- _What the exercise asks_
Every entry below must appear again, exactly as written.

- _Input material_

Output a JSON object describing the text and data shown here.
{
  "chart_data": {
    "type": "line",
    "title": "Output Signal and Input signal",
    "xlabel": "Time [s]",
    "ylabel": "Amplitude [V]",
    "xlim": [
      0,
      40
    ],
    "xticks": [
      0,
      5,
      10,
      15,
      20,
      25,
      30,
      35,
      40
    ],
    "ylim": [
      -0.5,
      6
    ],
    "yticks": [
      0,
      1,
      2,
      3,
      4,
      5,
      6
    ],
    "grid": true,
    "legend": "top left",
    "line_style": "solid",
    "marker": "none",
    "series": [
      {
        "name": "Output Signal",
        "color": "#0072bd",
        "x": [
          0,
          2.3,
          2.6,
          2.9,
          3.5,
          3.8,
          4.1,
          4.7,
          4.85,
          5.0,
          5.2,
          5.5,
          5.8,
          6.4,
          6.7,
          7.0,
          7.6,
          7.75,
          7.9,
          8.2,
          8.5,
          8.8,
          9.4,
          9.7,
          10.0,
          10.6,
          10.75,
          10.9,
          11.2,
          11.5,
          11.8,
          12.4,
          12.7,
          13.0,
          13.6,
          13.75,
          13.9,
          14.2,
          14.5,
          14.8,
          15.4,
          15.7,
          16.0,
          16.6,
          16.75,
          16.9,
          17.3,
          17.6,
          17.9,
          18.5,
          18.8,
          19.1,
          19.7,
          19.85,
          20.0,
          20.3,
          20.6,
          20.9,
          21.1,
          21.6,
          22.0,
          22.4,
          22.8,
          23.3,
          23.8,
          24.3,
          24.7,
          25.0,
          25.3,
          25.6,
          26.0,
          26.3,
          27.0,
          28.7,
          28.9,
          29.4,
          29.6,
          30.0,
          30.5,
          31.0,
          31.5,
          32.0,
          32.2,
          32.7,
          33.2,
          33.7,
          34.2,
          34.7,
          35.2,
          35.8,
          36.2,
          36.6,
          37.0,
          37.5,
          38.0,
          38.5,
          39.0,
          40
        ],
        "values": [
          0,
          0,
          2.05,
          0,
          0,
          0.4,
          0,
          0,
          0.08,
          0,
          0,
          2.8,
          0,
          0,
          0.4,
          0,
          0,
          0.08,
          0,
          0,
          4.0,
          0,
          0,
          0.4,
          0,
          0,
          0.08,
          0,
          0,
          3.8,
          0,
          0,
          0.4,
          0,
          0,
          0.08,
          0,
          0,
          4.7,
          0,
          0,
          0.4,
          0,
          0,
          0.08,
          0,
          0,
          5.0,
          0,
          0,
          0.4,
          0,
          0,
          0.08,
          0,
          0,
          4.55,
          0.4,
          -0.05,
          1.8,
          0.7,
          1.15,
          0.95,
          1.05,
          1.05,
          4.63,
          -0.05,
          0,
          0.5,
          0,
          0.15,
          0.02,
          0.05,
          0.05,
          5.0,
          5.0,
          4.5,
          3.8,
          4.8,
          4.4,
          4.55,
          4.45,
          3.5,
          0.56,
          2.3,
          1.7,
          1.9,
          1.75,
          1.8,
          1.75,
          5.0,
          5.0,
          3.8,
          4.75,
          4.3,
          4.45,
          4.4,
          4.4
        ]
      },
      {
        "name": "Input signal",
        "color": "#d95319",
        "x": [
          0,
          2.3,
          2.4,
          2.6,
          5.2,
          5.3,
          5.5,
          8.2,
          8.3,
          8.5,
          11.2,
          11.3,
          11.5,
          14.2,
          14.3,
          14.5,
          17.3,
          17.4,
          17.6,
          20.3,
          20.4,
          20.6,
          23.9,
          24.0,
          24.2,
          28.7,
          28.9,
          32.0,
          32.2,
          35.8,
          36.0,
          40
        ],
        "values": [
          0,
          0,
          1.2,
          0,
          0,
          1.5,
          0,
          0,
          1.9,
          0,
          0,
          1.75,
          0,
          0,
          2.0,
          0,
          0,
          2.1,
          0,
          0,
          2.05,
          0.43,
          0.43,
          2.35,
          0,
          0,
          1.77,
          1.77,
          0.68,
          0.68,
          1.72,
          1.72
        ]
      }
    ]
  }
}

- _Response_
Output a JSON object describing the text and data shown here.
{
  "chart_data": {
    "type": "line",
    "title": "Output Signal and Input signal",
    "xlabel": "Time [s]",
    "ylabel": "Amplitude [V]",
    "xlim": [
      0,
      40
    ],
    "xticks": [
      0,
      5,
      10,
      15,
      20,
      25,
      30,
      35,
      40
    ],
    "ylim": [
      -0.5,
      6
    ],
    "yticks": [
      0,
      1,
      2,
      3,
      4,
      5,
      6
    ],
    "grid": true,
    "legend": "top left",
    "line_style": "solid",
    "marker": "none",
    "series": [
      {
        "name": "Output Signal",
        "color": "#0072bd",
        "x": [
          0,
          2.3,
          2.6,
          2.9,
          3.5,
          3.8,
          4.1,
          4.7,
          4.85,
          5.0,
          5.2,
          5.5,
          5.8,
          6.4,
          6.7,
          7.0,
          7.6,
          7.75,
          7.9,
          8.2,
          8.5,
          8.8,
          9.4,
          9.7,
          10.0,
          10.6,
          10.75,
          10.9,
          11.2,
          11.5,
          11.8,
          12.4,
          12.7,
          13.0,
          13.6,
          13.75,
          13.9,
          14.2,
          14.5,
          14.8,
          15.4,
          15.7,
          16.0,
          16.6,
          16.75,
          16.9,
          17.3,
          17.6,
          17.9,
          18.5,
          18.8,
          19.1,
          19.7,
          19.85,
          20.0,
          20.3,
          20.6,
          20.9,
          21.1,
          21.6,
          22.0,
          22.4,
          22.8,
          23.3,
          23.8,
          24.3,
          24.7,
          25.0,
          25.3,
          25.6,
          26.0,
          26.3,
          27.0,
          28.7,
          28.9,
          29.4,
          29.6,
          30.0,
          30.5,
          31.0,
          31.5,
          32.0,
          32.2,
          32.7,
          33.2,
          33.7,
          34.2,
          34.7,
          35.2,
          35.8,
          36.2,
          36.6,
          37.0,
          37.5,
          38.0,
          38.5,
          39.0,
          40
        ],
        "values": [
          0,
          0,
          2.05,
          0,
          0,
          0.4,
          0,
          0,
          0.08,
          0,
          0,
          2.8,
          0,
          0,
          0.4,
          0,
          0,
          0.08,
          0,
          0,
          4.0,
          0,
          0,
          0.4,
          0,
          0,
          0.08,
          0,
          0,
          3.8,
          0,
          0,
          0.4,
          0,
          0,
          0.08,
          0,
          0,
          4.7,
          0,
          0,
          0.4,
          0,
          0,
          0.08,
          0,
          0,
          5.0,
          0,
          0,
          0.4,
          0,
          0,
          0.08,
          0,
          0,
          4.55,
          0.4,
          -0.05,
          1.8,
          0.7,
          1.15,
          0.95,
          1.05,
          1.05,
          4.63,
          -0.05,
          0,
          0.5,
          0,
          0.15,
          0.02,
          0.05,
          0.05,
          5.0,
          5.0,
          4.5,
          3.8,
          4.8,
          4.4,
          4.55,
          4.45,
          3.5,
          0.56,
          2.3,
          1.7,
          1.9,
          1.75,
          1.8,
          1.75,
          5.0,
          5.0,
          3.8,
          4.75,
          4.3,
          4.45,
          4.4,
          4.4
        ]
      },
      {
        "name": "Input signal",
        "color": "#d95319",
        "x": [
          0,
          2.3,
          2.4,
          2.6,
          5.2,
          5.3,
          5.5,
          8.2,
          8.3,
          8.5,
          11.2,
          11.3,
          11.5,
          14.2,
          14.3,
          14.5,
          17.3,
          17.4,
          17.6,
          20.3,
          20.4,
          20.6,
          23.9,
          24.0,
          24.2,
          28.7,
          28.9,
          32.0,
          32.2,
          35.8,
          36.0,
          40
        ],
        "values": [
          0,
          0,
          1.2,
          0,
          0,
          1.5,
          0,
          0,
          1.9,
          0,
          0,
          1.75,
          0,
          0,
          2.0,
          0,
          0,
          2.1,
          0,
          0,
          2.05,
          0.43,
          0.43,
          2.35,
          0,
          0,
          1.77,
          1.77,
          0.68,
          0.68,
          1.72,
          1.72
        ]
      }
    ]
  }
}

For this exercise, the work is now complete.